Please report every line from the material that contains the word "беременных".

(Data entries)
+++

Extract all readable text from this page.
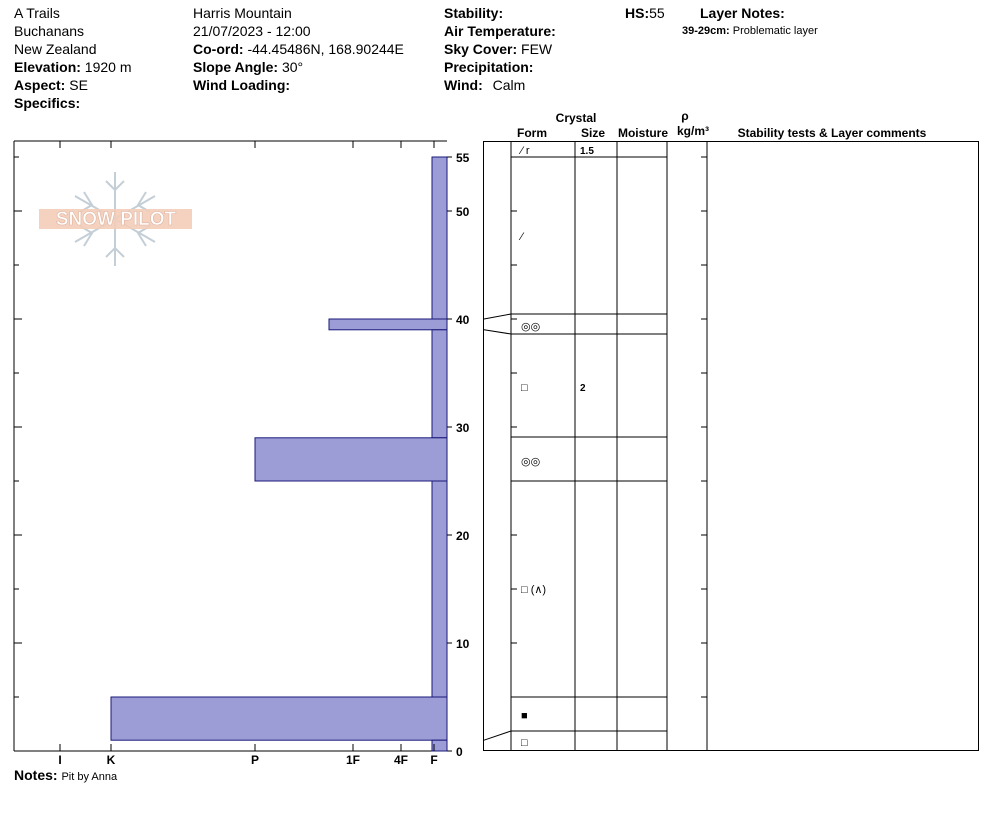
A Trails
Buchanans
New Zealand
Elevation: 1920 m
Aspect: SE
Specifics:
Harris Mountain
21/07/2023 - 12:00
Co-ord: -44.45486N, 168.90244E
Slope Angle: 30°
Wind Loading:
Stability:
Air Temperature:
Sky Cover: FEW
Precipitation:
Wind: Calm
HS:55	Layer Notes:
39-29cm: Problematic layer
Notes: Pit by Anna
SNOW PILOT
I	K	P	1F	4F F
0
10
20
30
40
50
55
Crystal
Form	Size Moisture
ρ
kg/m³ Stability tests & Layer comments
⁄ r	1.5
⁄
◎◎
□	2
◎◎
□ (∧)
■
□
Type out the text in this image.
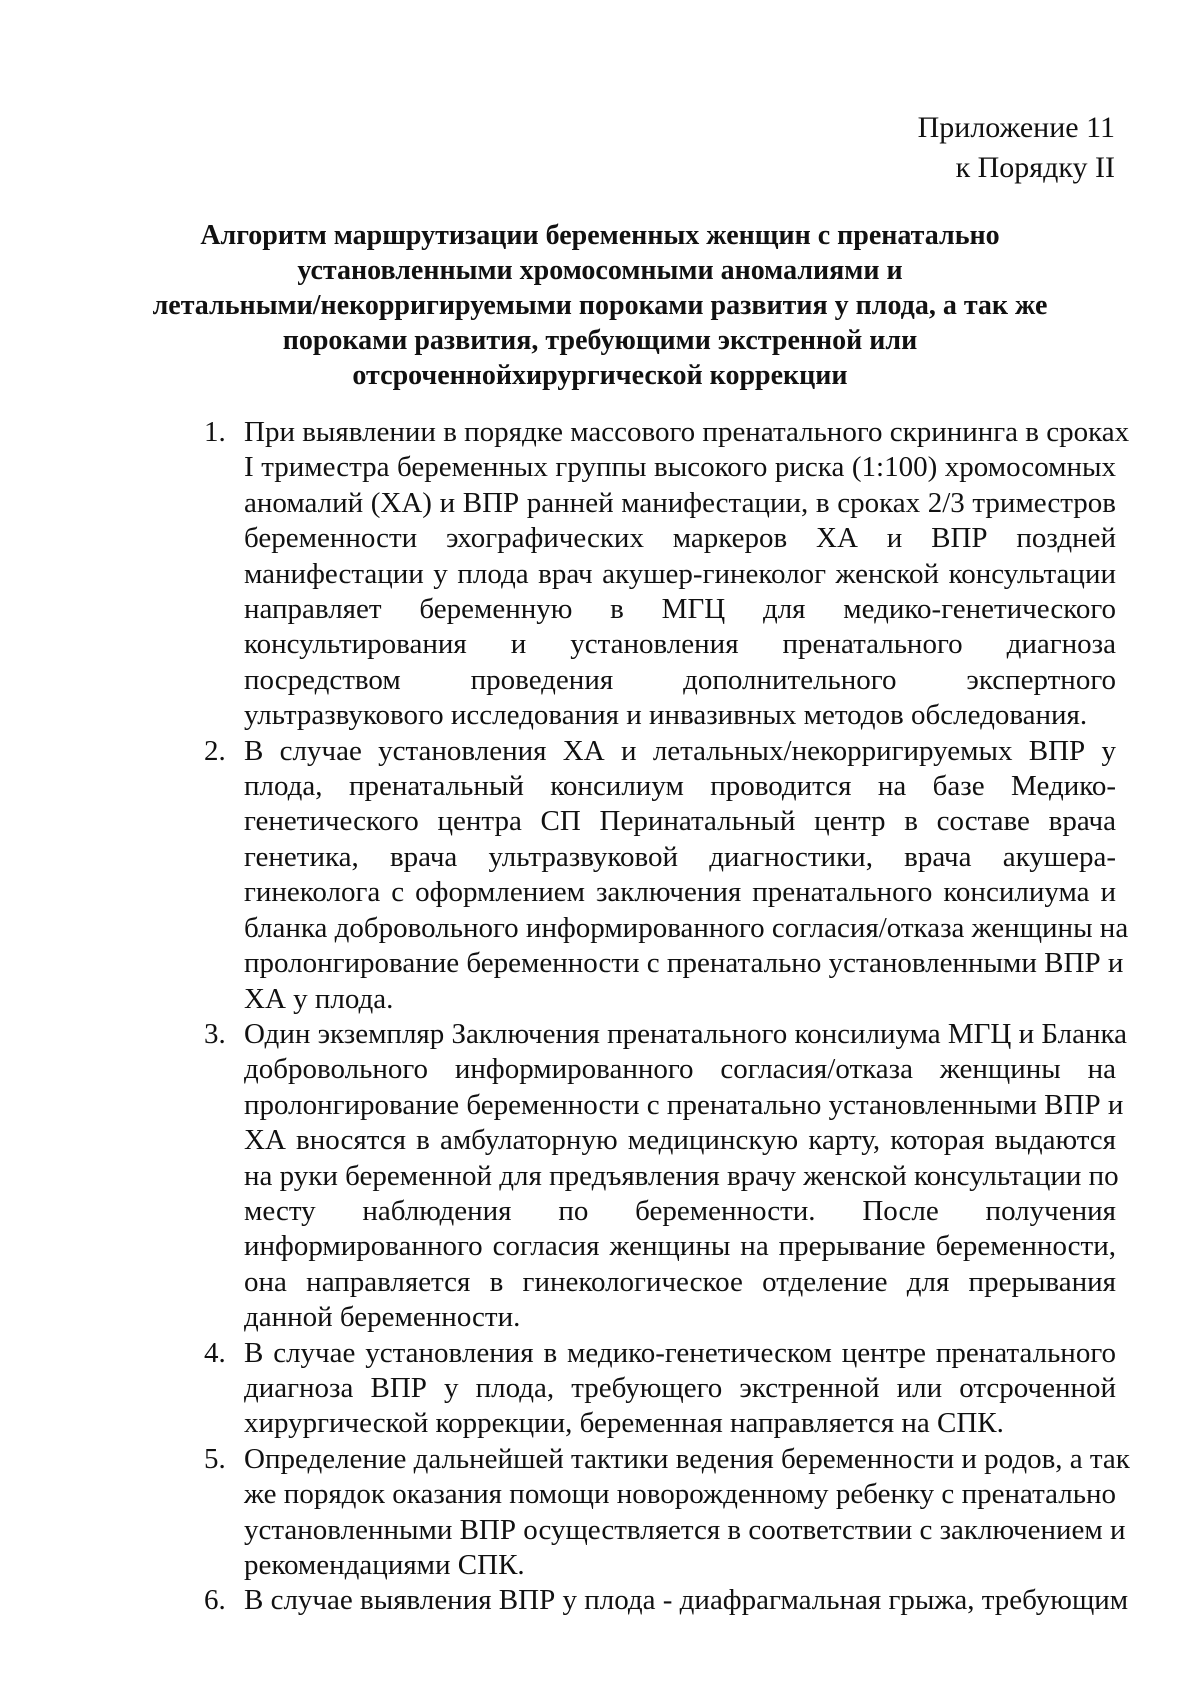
Приложение 11
к Порядку II
Алгоритм маршрутизации беременных женщин с пренатально
установленными хромосомными аномалиями и
летальными/некорригируемыми пороками развития у плода, а так же
пороками развития, требующими экстренной или
отсроченнойхирургической коррекции
1. При выявлении в порядке массового пренатального скрининга в сроках
I триместра беременных группы высокого риска (1:100) хромосомных
аномалий (ХА) и ВПР ранней манифестации, в сроках 2/3 триместров
беременности эхографических маркеров ХА и ВПР поздней
манифестации у плода врач акушер-гинеколог женской консультации
направляет беременную в МГЦ для медико-генетического
консультирования и установления пренатального диагноза
посредством проведения дополнительного экспертного
ультразвукового исследования и инвазивных методов обследования.
2. В случае установления ХА и летальных/некорригируемых ВПР у
плода, пренатальный консилиум проводится на базе Медико-
генетического центра СП Перинатальный центр в составе врача
генетика, врача ультразвуковой диагностики, врача акушера-
гинеколога с оформлением заключения пренатального консилиума и
бланка добровольного информированного согласия/отказа женщины на
пролонгирование беременности с пренатально установленными ВПР и
ХА у плода.
3. Один экземпляр Заключения пренатального консилиума МГЦ и Бланка
добровольного информированного согласия/отказа женщины на
пролонгирование беременности с пренатально установленными ВПР и
ХА вносятся в амбулаторную медицинскую карту, которая выдаются
на руки беременной для предъявления врачу женской консультации по
месту наблюдения по беременности. После получения
информированного согласия женщины на прерывание беременности,
она направляется в гинекологическое отделение для прерывания
данной беременности.
4. В случае установления в медико-генетическом центре пренатального
диагноза ВПР у плода, требующего экстренной или отсроченной
хирургической коррекции, беременная направляется на СПК.
5. Определение дальнейшей тактики ведения беременности и родов, а так
же порядок оказания помощи новорожденному ребенку с пренатально
установленными ВПР осуществляется в соответствии с заключением и
рекомендациями СПК.
6. В случае выявления ВПР у плода - диафрагмальная грыжа, требующим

+++

# Task answer
Алгоритм маршрутизации беременных женщин с пренатально
I триместра беременных группы высокого риска (1:100) хромосомных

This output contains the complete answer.